What is required:
Look for "this" in each line of the entries, and return the matching lines.

--- start of Data to process ---

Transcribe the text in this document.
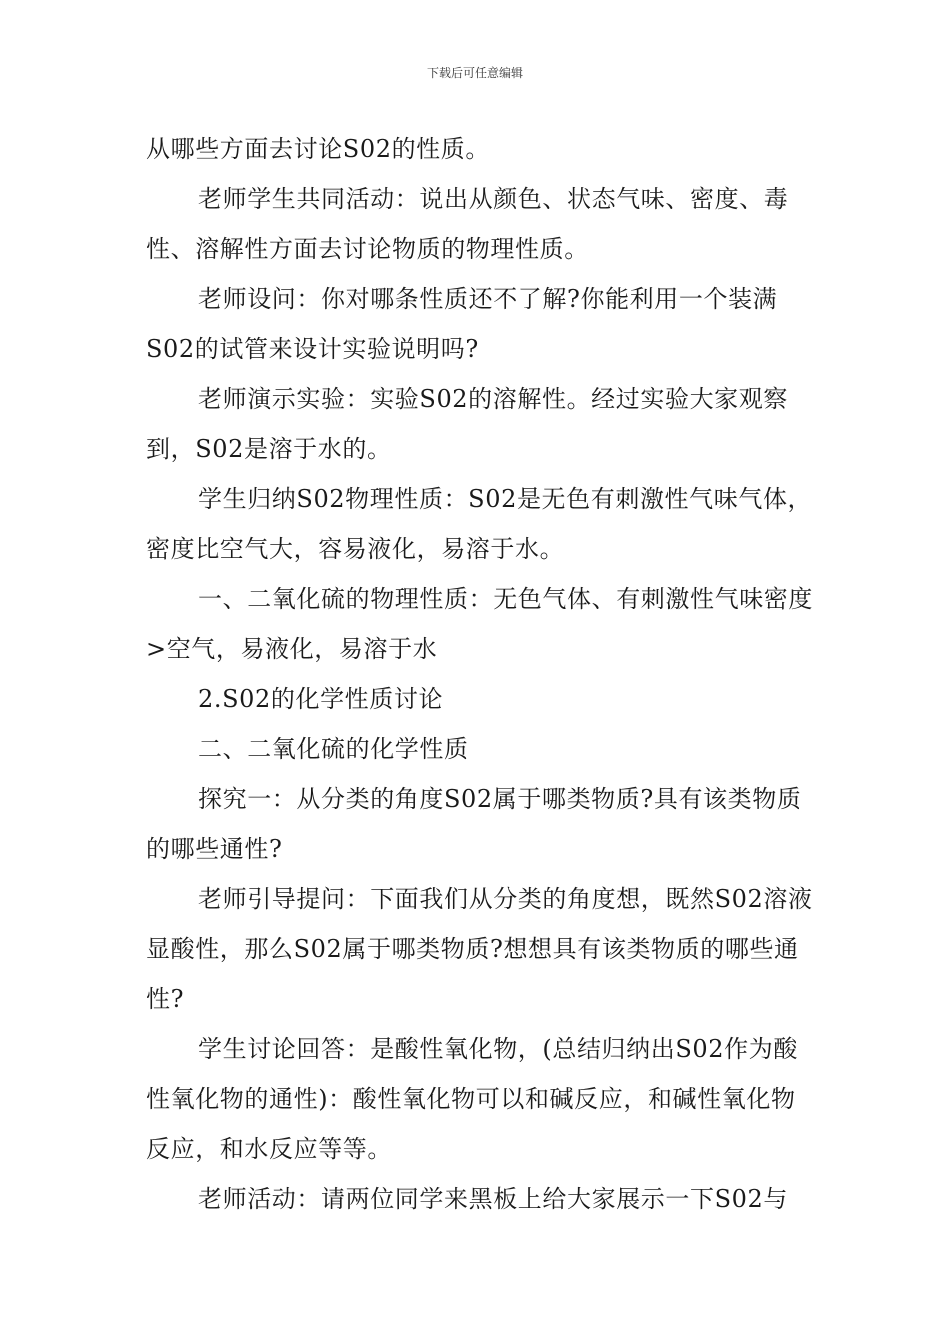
下载后可任意编辑

从哪些方面去讨论S02的性质。

老师学生共同活动：说出从颜色、状态气味、密度、毒性、溶解性方面去讨论物质的物理性质。

老师设问：你对哪条性质还不了解?你能利用一个装满S02的试管来设计实验说明吗?

老师演示实验：实验S02的溶解性。经过实验大家观察到，S02是溶于水的。

学生归纳S02物理性质：S02是无色有刺激性气味气体，密度比空气大，容易液化，易溶于水。

一、二氧化硫的物理性质：无色气体、有刺激性气味密度>空气，易液化，易溶于水

2.S02的化学性质讨论

二、二氧化硫的化学性质

探究一：从分类的角度S02属于哪类物质?具有该类物质的哪些通性?

老师引导提问：下面我们从分类的角度想，既然S02溶液显酸性，那么S02属于哪类物质?想想具有该类物质的哪些通性?

学生讨论回答：是酸性氧化物，(总结归纳出S02作为酸性氧化物的通性)：酸性氧化物可以和碱反应，和碱性氧化物反应，和水反应等等。

老师活动：请两位同学来黑板上给大家展示一下S02与
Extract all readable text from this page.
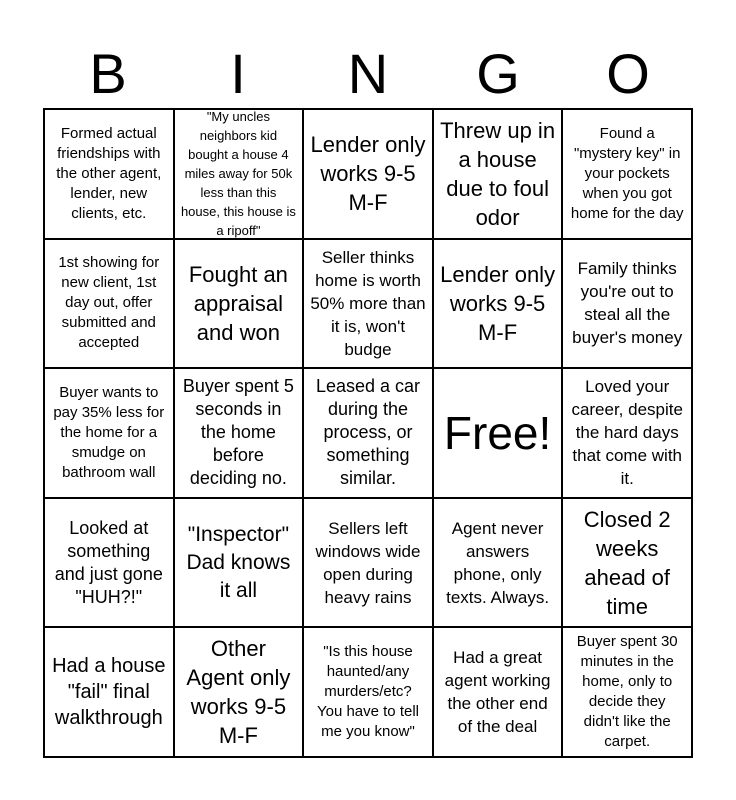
B	I	N	G	O
Formed actual friendships with the other agent, lender, new clients, etc.
"My uncles neighbors kid bought a house 4 miles away for 50k less than this house, this house is a ripoff"
Lender only works 9-5 M-F
Threw up in a house due to foul odor
Found a "mystery key" in your pockets when you got home for the day
1st showing for new client, 1st day out, offer submitted and accepted
Fought an appraisal and won
Seller thinks home is worth 50% more than it is, won't budge
Lender only works 9-5 M-F
Family thinks you're out to steal all the buyer's money
Buyer wants to pay 35% less for the home for a smudge on bathroom wall
Buyer spent 5 seconds in the home before deciding no.
Leased a car during the process, or something similar.
Free!
Loved your career, despite the hard days that come with it.
Looked at something and just gone "HUH?!"
"Inspector" Dad knows it all
Sellers left windows wide open during heavy rains
Agent never answers phone, only texts. Always.
Closed 2 weeks ahead of time
Had a house "fail" final walkthrough
Other Agent only works 9-5 M-F
"Is this house haunted/any murders/etc? You have to tell me you know"
Had a great agent working the other end of the deal
Buyer spent 30 minutes in the home, only to decide they didn't like the carpet.
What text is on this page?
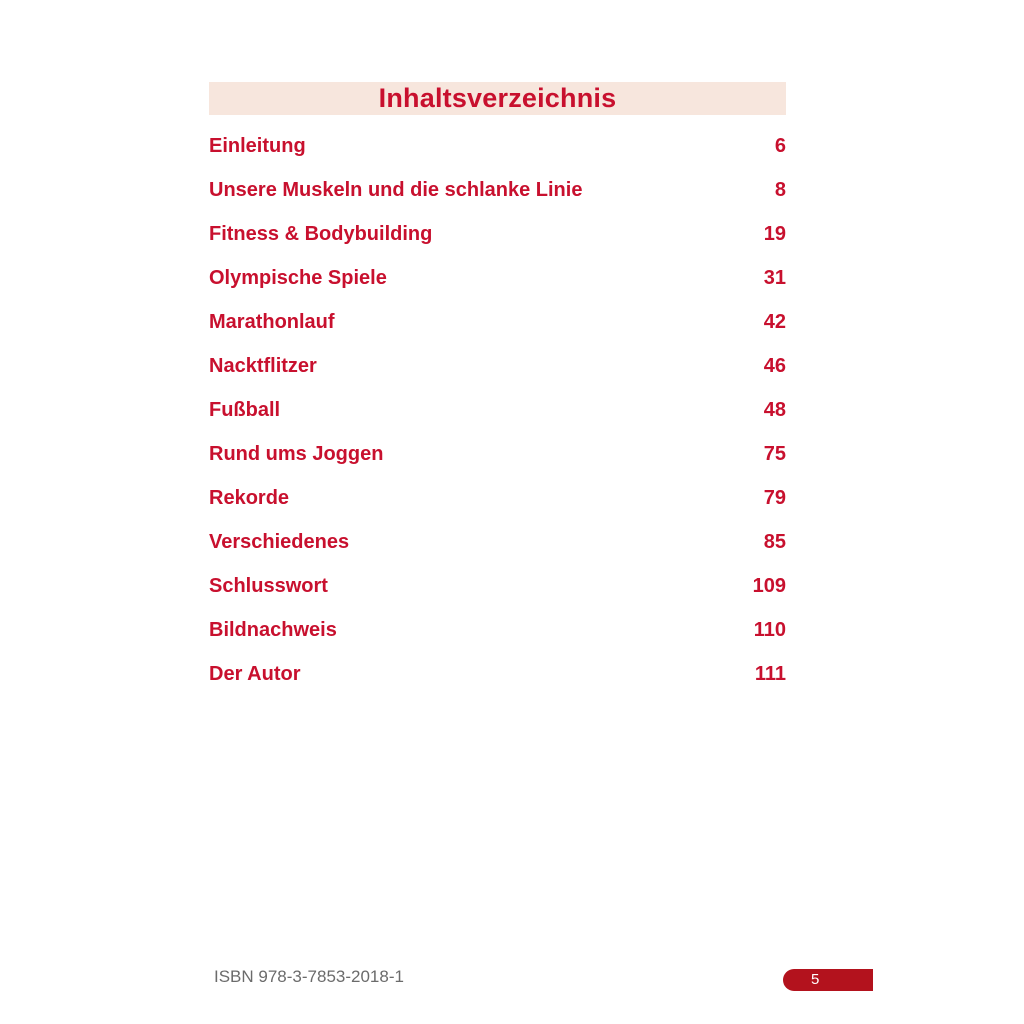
Inhaltsverzeichnis
Einleitung	6
Unsere Muskeln und die schlanke Linie	8
Fitness & Bodybuilding	19
Olympische Spiele	31
Marathonlauf	42
Nacktflitzer	46
Fußball	48
Rund ums Joggen	75
Rekorde	79
Verschiedenes	85
Schlusswort	109
Bildnachweis	110
Der Autor	111
ISBN 978-3-7853-2018-1	5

--- end of Data to process ---

Full solution:
Transcribe the text in this document.
Extract all readable text from this page.
"My uncles neighbors kid bought a house 4 miles away for 50k less than this house, this house is a ripoff"
"Is this house haunted/any murders/etc? You have to tell me you know"
What text is on this page?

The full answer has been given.